• _Stated goal_:
Leave the pictures out. Return all other data exactly.

• _Material_:
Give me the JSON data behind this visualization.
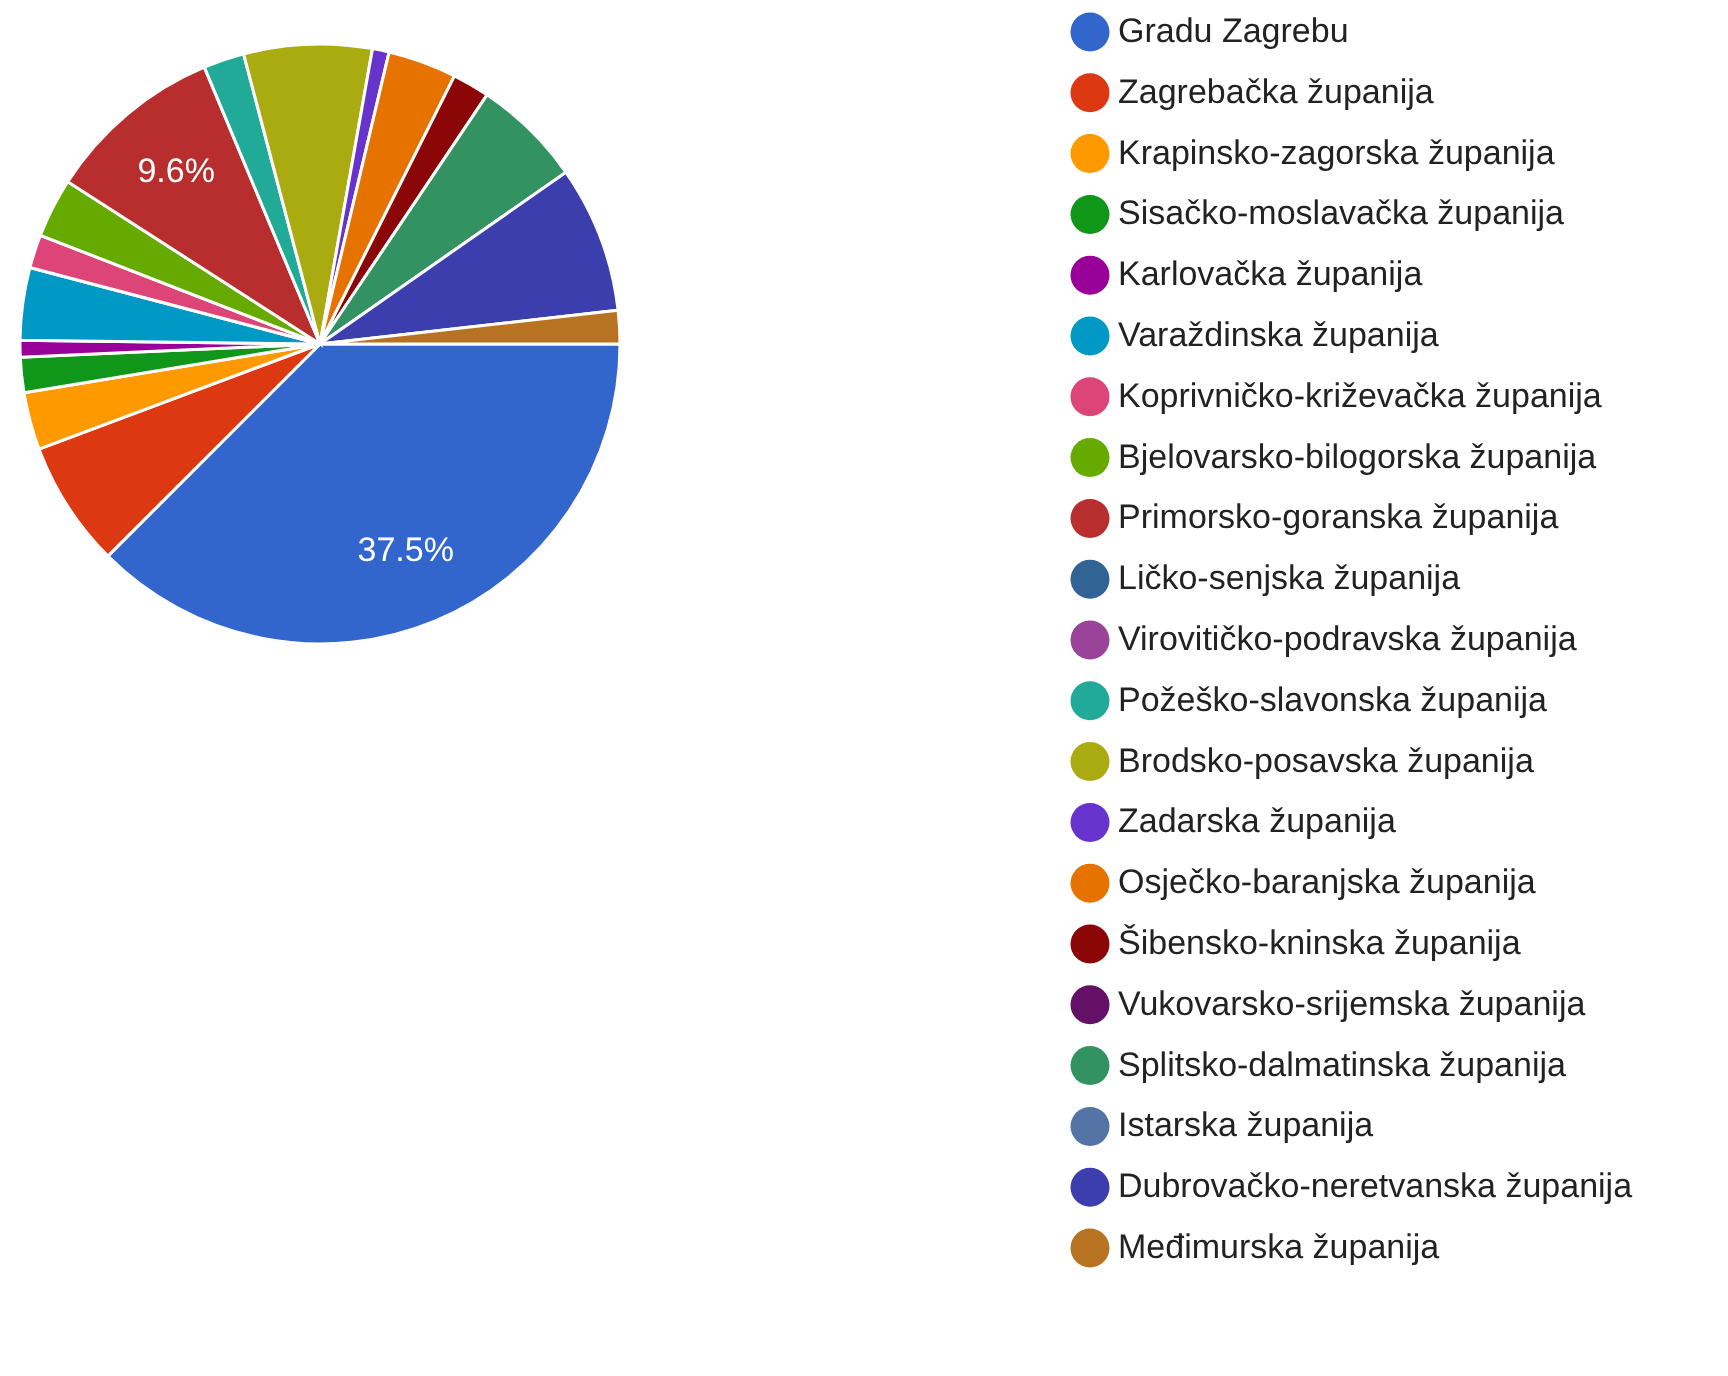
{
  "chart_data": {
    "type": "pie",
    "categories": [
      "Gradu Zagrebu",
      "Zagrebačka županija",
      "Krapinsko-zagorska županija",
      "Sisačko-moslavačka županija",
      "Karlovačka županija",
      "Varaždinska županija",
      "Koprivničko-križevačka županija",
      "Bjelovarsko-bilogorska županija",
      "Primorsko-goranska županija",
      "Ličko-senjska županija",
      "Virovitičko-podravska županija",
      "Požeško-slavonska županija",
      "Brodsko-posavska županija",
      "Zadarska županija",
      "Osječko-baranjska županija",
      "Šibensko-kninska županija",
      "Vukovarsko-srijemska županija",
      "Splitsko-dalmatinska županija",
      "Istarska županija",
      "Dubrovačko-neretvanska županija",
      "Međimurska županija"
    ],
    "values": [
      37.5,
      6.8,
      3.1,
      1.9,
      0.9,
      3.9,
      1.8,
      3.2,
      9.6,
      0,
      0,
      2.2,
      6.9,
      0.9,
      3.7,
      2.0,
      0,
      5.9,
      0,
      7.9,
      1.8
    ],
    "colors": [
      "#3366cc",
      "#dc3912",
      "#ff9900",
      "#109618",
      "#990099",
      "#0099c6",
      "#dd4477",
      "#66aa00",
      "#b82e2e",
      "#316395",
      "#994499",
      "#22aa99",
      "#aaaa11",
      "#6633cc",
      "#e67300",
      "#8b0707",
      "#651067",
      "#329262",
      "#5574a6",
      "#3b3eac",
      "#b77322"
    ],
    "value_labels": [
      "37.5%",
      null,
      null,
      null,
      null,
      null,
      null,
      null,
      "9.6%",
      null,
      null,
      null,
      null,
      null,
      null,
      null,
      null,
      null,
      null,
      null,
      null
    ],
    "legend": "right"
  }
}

• _Exercise result_:
Give me the JSON data behind this visualization.
{
  "chart_data": {
    "type": "pie",
    "categories": [
      "Gradu Zagrebu",
      "Zagrebačka županija",
      "Krapinsko-zagorska županija",
      "Sisačko-moslavačka županija",
      "Karlovačka županija",
      "Varaždinska županija",
      "Koprivničko-križevačka županija",
      "Bjelovarsko-bilogorska županija",
      "Primorsko-goranska županija",
      "Ličko-senjska županija",
      "Virovitičko-podravska županija",
      "Požeško-slavonska županija",
      "Brodsko-posavska županija",
      "Zadarska županija",
      "Osječko-baranjska županija",
      "Šibensko-kninska županija",
      "Vukovarsko-srijemska županija",
      "Splitsko-dalmatinska županija",
      "Istarska županija",
      "Dubrovačko-neretvanska županija",
      "Međimurska županija"
    ],
    "values": [
      37.5,
      6.8,
      3.1,
      1.9,
      0.9,
      3.9,
      1.8,
      3.2,
      9.6,
      0,
      0,
      2.2,
      6.9,
      0.9,
      3.7,
      2.0,
      0,
      5.9,
      0,
      7.9,
      1.8
    ],
    "colors": [
      "#3366cc",
      "#dc3912",
      "#ff9900",
      "#109618",
      "#990099",
      "#0099c6",
      "#dd4477",
      "#66aa00",
      "#b82e2e",
      "#316395",
      "#994499",
      "#22aa99",
      "#aaaa11",
      "#6633cc",
      "#e67300",
      "#8b0707",
      "#651067",
      "#329262",
      "#5574a6",
      "#3b3eac",
      "#b77322"
    ],
    "value_labels": [
      "37.5%",
      null,
      null,
      null,
      null,
      null,
      null,
      null,
      "9.6%",
      null,
      null,
      null,
      null,
      null,
      null,
      null,
      null,
      null,
      null,
      null,
      null
    ],
    "legend": "right"
  }
}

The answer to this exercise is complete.